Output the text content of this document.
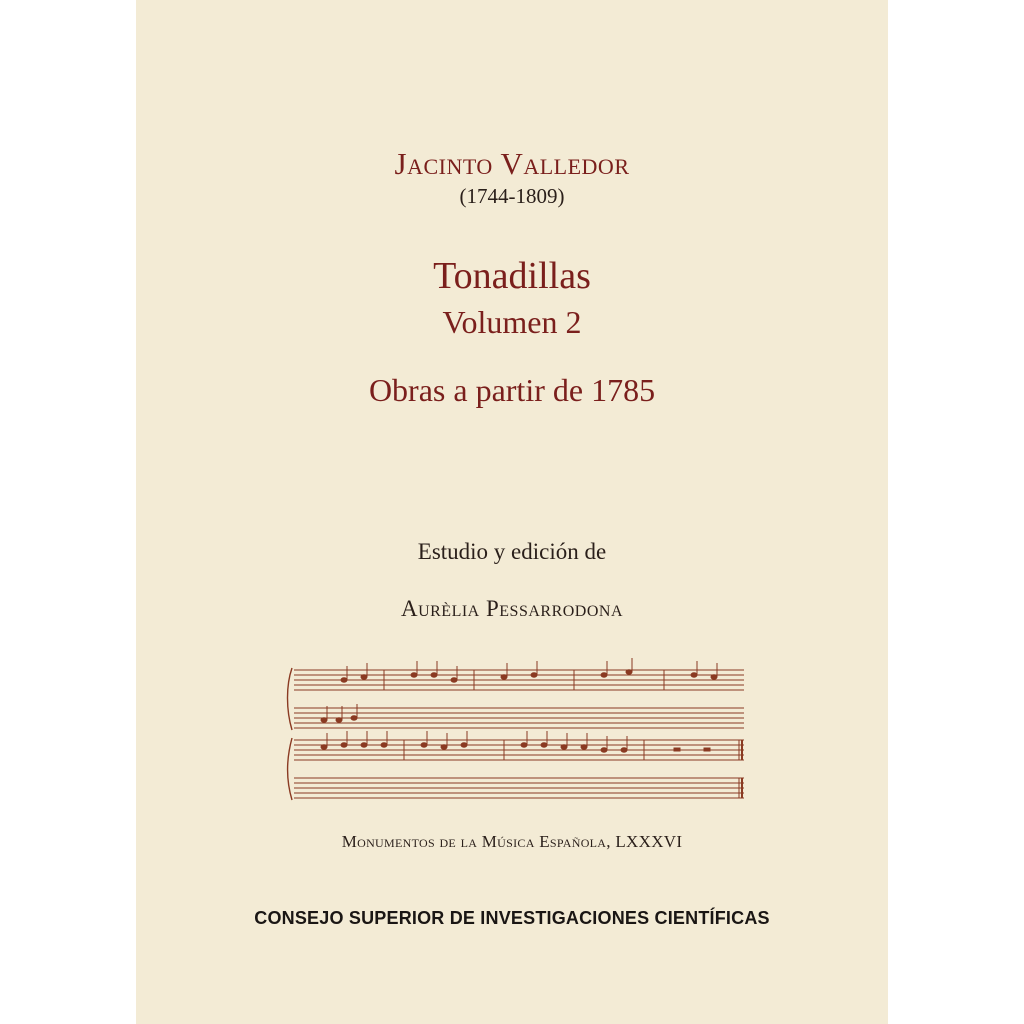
Jacinto Valledor
(1744-1809)
Tonadillas
Volumen 2
Obras a partir de 1785
Estudio y edición de
Aurèlia Pessarrodona
Monumentos de la Música Española, LXXXVI
CONSEJO SUPERIOR DE INVESTIGACIONES CIENTÍFICAS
----------------------------------------
- WHAT IS EXPECTED
Every entry should be returned exactly as written, minus the pictures.

- ANSWER TO THIS PROBLEM
Output the text content of this document.
Jacinto Valledor
(1744-1809)
Tonadillas
Volumen 2
Obras a partir de 1785
Estudio y edición de
Aurèlia Pessarrodona
Monumentos de la Música Española, LXXXVI
CONSEJO SUPERIOR DE INVESTIGACIONES CIENTÍFICAS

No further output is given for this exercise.